(Extracted data entries)
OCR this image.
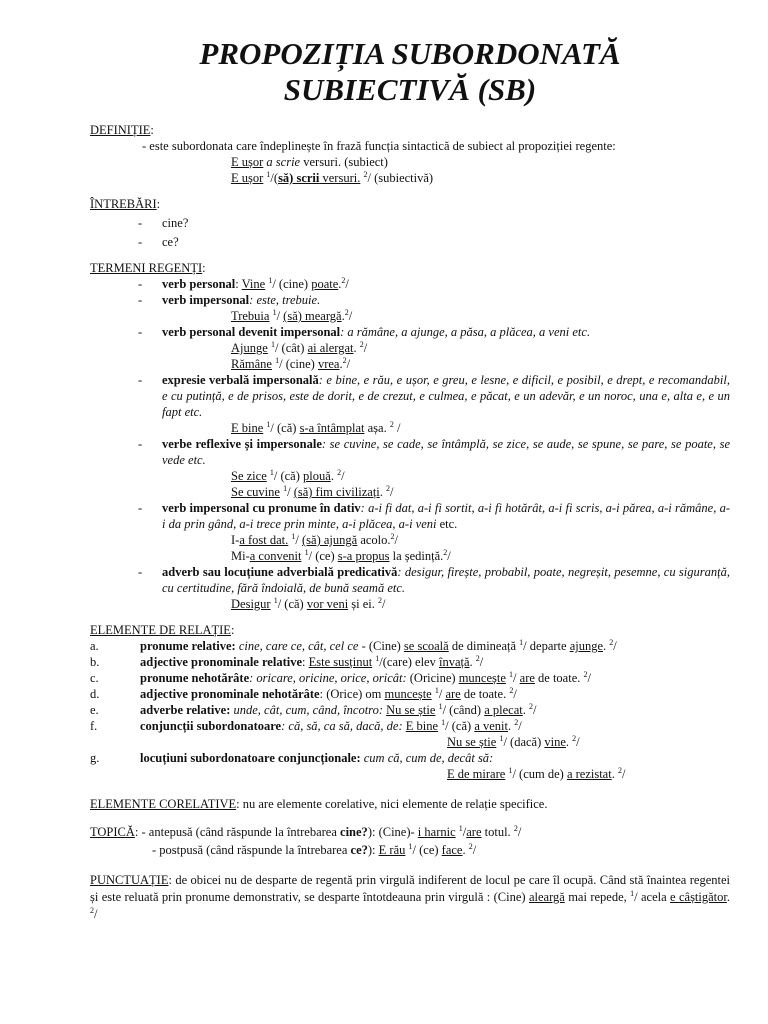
PROPOZIȚIA SUBORDONATĂ
SUBIECTIVĂ (SB)
DEFINIȚIE:
- este subordonata care îndeplinește în frază funcția sintactică de subiect al propoziției regente:
E ușor a scrie versuri. (subiect)
E ușor $^1$/(să) scrii versuri. $^2$/ (subiectivă)
ÎNTREBĂRI:
- cine?
- ce?
TERMENI REGENȚI:
- verb personal: Vine $^1$/ (cine) poate.$^2$/
- verb impersonal: este, trebuie.
Trebuia $^1$/ (să) meargă.$^2$/
- verb personal devenit impersonal: a rămâne, a ajunge, a păsa, a plăcea, a veni etc.
Ajunge $^1$/ (cât) ai alergat. $^2$/
Rămâne $^1$/ (cine) vrea.$^2$/
- expresie verbală impersonală: e bine, e rău, e ușor, e greu, e lesne, e dificil, e posibil, e drept, e recomandabil, e cu putință, e de prisos, este de dorit, e de crezut, e culmea, e păcat, e un adevăr, e un noroc, una e, alta e, e un fapt etc.
E bine $^1$/ (că) s-a întâmplat așa. $^2$ /
- verbe reflexive și impersonale: se cuvine, se cade, se întâmplă, se zice, se aude, se spune, se pare, se poate, se vede etc.
Se zice $^1$/ (că) plouă. $^2$/
Se cuvine $^1$/ (să) fim civilizați. $^2$/
- verb impersonal cu pronume în dativ: a-i fi dat, a-i fi sortit, a-i fi hotărât, a-i fi scris, a-i părea, a-i rămâne, a-i da prin gând, a-i trece prin minte, a-i plăcea, a-i veni etc.
I-a fost dat. $^1$/ (să) ajungă acolo.$^2$/
Mi-a convenit $^1$/ (ce) s-a propus la ședință.$^2$/
- adverb sau locuțiune adverbială predicativă: desigur, firește, probabil, poate, negreșit, pesemne, cu siguranță, cu certitudine, fără îndoială, de bună seamă etc.
Desigur $^1$/ (că) vor veni și ei. $^2$/
ELEMENTE DE RELAȚIE:
a.	pronume relative: cine, care ce, cât, cel ce - (Cine) se scoală de dimineață $^1$/ departe ajunge. $^2$/
b.	adjective pronominale relative: Este susținut $^1$/(care) elev învață. $^2$/
c.	pronume nehotărâte: oricare, oricine, orice, oricât: (Oricine) muncește $^1$/ are de toate. $^2$/
d.	adjective pronominale nehotărâte: (Orice) om muncește $^1$/ are de toate. $^2$/
e.	adverbe relative: unde, cât, cum, când, încotro: Nu se știe $^1$/ (când) a plecat. $^2$/
f.	conjuncții subordonatoare: că, să, ca să, dacă, de: E bine $^1$/ (că) a venit. $^2$/
Nu se știe $^1$/ (dacă) vine. $^2$/
g.	locuțiuni subordonatoare conjuncționale: cum că, cum de, decât să:
E de mirare $^1$/ (cum de) a rezistat. $^2$/
ELEMENTE CORELATIVE: nu are elemente corelative, nici elemente de relație specifice.
TOPICĂ: - antepusă (când răspunde la întrebarea cine?): (Cine)- i harnic $^1$/are totul. $^2$/
- postpusă (când răspunde la întrebarea ce?): E rău $^1$/ (ce) face. $^2$/
PUNCTUAȚIE: de obicei nu de desparte de regentă prin virgulă indiferent de locul pe care îl ocupă. Când stă înaintea regentei și este reluată prin pronume demonstrativ, se desparte întotdeauna prin virgulă : (Cine) aleargă mai repede, $^1$/ acela e câștigător. $^2$/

- Brief: Read through the data and copy every line where "poate" shows up.

- Output below:
- verb personal: Vine $^1$/ (cine) poate.$^2$/
- verbe reflexive și impersonale: se cuvine, se cade, se întâmplă, se zice, se aude, se spune, se pare, se poate, se vede etc.
- adverb sau locuțiune adverbială predicativă: desigur, firește, probabil, poate, negreșit, pesemne, cu siguranță, cu certitudine, fără îndoială, de bună seamă etc.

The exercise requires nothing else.